SUPPLIED ENTRIES
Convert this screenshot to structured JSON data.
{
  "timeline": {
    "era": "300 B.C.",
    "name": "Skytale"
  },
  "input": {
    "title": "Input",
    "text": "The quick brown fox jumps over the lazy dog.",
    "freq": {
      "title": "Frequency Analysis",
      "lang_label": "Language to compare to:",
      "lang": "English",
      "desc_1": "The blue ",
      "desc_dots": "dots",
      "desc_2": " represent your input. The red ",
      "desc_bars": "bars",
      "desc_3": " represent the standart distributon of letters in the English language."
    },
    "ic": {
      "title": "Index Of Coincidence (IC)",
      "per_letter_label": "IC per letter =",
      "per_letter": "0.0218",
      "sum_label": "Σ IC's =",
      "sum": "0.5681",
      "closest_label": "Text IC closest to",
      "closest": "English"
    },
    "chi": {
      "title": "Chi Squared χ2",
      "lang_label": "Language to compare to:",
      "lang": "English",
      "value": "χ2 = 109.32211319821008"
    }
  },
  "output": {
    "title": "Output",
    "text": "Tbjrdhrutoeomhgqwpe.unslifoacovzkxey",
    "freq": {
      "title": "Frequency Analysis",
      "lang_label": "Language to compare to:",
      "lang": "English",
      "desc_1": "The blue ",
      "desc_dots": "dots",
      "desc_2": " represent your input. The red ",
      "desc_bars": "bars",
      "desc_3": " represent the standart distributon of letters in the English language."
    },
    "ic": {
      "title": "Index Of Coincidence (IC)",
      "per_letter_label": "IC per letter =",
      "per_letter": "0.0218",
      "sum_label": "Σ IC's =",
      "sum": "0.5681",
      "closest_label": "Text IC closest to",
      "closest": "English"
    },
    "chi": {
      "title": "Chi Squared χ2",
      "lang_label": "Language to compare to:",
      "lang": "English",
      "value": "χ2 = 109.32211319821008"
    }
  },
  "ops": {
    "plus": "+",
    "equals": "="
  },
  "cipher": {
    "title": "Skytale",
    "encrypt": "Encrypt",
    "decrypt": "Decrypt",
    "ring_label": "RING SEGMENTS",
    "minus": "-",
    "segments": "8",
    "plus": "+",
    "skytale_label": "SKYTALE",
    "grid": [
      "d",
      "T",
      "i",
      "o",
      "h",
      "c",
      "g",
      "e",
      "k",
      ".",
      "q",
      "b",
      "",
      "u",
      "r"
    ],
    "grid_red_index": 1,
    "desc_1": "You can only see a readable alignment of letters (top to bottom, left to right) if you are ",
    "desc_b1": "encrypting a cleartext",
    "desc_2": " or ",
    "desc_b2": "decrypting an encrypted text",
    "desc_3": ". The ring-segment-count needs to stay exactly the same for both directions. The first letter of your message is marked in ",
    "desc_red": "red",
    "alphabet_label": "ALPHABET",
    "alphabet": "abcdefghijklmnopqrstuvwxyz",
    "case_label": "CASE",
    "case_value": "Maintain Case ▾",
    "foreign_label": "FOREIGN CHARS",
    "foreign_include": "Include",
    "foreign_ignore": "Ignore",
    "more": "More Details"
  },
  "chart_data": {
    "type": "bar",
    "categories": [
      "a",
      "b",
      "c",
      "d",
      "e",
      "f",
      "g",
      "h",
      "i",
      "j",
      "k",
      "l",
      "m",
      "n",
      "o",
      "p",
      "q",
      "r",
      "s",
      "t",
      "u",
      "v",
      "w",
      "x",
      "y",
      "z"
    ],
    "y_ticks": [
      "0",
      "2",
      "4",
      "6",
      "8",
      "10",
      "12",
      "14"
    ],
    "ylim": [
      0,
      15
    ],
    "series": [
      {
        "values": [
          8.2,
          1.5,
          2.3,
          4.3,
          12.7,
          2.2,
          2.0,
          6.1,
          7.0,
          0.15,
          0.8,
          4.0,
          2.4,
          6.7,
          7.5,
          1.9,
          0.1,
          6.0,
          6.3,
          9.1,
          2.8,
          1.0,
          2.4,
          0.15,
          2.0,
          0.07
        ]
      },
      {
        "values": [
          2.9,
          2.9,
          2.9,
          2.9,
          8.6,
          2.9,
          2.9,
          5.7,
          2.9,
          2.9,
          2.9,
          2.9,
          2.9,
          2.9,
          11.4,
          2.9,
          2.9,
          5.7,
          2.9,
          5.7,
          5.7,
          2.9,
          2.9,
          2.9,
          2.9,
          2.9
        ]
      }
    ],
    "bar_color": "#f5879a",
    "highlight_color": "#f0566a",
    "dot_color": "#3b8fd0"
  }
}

WHAT YOU WILL DO
Retype the whole listing above exactly.

COMPLETED EXERCISE
Convert this screenshot to structured JSON data.
{
  "timeline": {
    "era": "300 B.C.",
    "name": "Skytale"
  },
  "input": {
    "title": "Input",
    "text": "The quick brown fox jumps over the lazy dog.",
    "freq": {
      "title": "Frequency Analysis",
      "lang_label": "Language to compare to:",
      "lang": "English",
      "desc_1": "The blue ",
      "desc_dots": "dots",
      "desc_2": " represent your input. The red ",
      "desc_bars": "bars",
      "desc_3": " represent the standart distributon of letters in the English language."
    },
    "ic": {
      "title": "Index Of Coincidence (IC)",
      "per_letter_label": "IC per letter =",
      "per_letter": "0.0218",
      "sum_label": "Σ IC's =",
      "sum": "0.5681",
      "closest_label": "Text IC closest to",
      "closest": "English"
    },
    "chi": {
      "title": "Chi Squared χ2",
      "lang_label": "Language to compare to:",
      "lang": "English",
      "value": "χ2 = 109.32211319821008"
    }
  },
  "output": {
    "title": "Output",
    "text": "Tbjrdhrutoeomhgqwpe.unslifoacovzkxey",
    "freq": {
      "title": "Frequency Analysis",
      "lang_label": "Language to compare to:",
      "lang": "English",
      "desc_1": "The blue ",
      "desc_dots": "dots",
      "desc_2": " represent your input. The red ",
      "desc_bars": "bars",
      "desc_3": " represent the standart distributon of letters in the English language."
    },
    "ic": {
      "title": "Index Of Coincidence (IC)",
      "per_letter_label": "IC per letter =",
      "per_letter": "0.0218",
      "sum_label": "Σ IC's =",
      "sum": "0.5681",
      "closest_label": "Text IC closest to",
      "closest": "English"
    },
    "chi": {
      "title": "Chi Squared χ2",
      "lang_label": "Language to compare to:",
      "lang": "English",
      "value": "χ2 = 109.32211319821008"
    }
  },
  "ops": {
    "plus": "+",
    "equals": "="
  },
  "cipher": {
    "title": "Skytale",
    "encrypt": "Encrypt",
    "decrypt": "Decrypt",
    "ring_label": "RING SEGMENTS",
    "minus": "-",
    "segments": "8",
    "plus": "+",
    "skytale_label": "SKYTALE",
    "grid": [
      "d",
      "T",
      "i",
      "o",
      "h",
      "c",
      "g",
      "e",
      "k",
      ".",
      "q",
      "b",
      "",
      "u",
      "r"
    ],
    "grid_red_index": 1,
    "desc_1": "You can only see a readable alignment of letters (top to bottom, left to right) if you are ",
    "desc_b1": "encrypting a cleartext",
    "desc_2": " or ",
    "desc_b2": "decrypting an encrypted text",
    "desc_3": ". The ring-segment-count needs to stay exactly the same for both directions. The first letter of your message is marked in ",
    "desc_red": "red",
    "alphabet_label": "ALPHABET",
    "alphabet": "abcdefghijklmnopqrstuvwxyz",
    "case_label": "CASE",
    "case_value": "Maintain Case ▾",
    "foreign_label": "FOREIGN CHARS",
    "foreign_include": "Include",
    "foreign_ignore": "Ignore",
    "more": "More Details"
  },
  "chart_data": {
    "type": "bar",
    "categories": [
      "a",
      "b",
      "c",
      "d",
      "e",
      "f",
      "g",
      "h",
      "i",
      "j",
      "k",
      "l",
      "m",
      "n",
      "o",
      "p",
      "q",
      "r",
      "s",
      "t",
      "u",
      "v",
      "w",
      "x",
      "y",
      "z"
    ],
    "y_ticks": [
      "0",
      "2",
      "4",
      "6",
      "8",
      "10",
      "12",
      "14"
    ],
    "ylim": [
      0,
      15
    ],
    "series": [
      {
        "values": [
          8.2,
          1.5,
          2.3,
          4.3,
          12.7,
          2.2,
          2.0,
          6.1,
          7.0,
          0.15,
          0.8,
          4.0,
          2.4,
          6.7,
          7.5,
          1.9,
          0.1,
          6.0,
          6.3,
          9.1,
          2.8,
          1.0,
          2.4,
          0.15,
          2.0,
          0.07
        ]
      },
      {
        "values": [
          2.9,
          2.9,
          2.9,
          2.9,
          8.6,
          2.9,
          2.9,
          5.7,
          2.9,
          2.9,
          2.9,
          2.9,
          2.9,
          2.9,
          11.4,
          2.9,
          2.9,
          5.7,
          2.9,
          5.7,
          5.7,
          2.9,
          2.9,
          2.9,
          2.9,
          2.9
        ]
      }
    ],
    "bar_color": "#f5879a",
    "highlight_color": "#f0566a",
    "dot_color": "#3b8fd0"
  }
}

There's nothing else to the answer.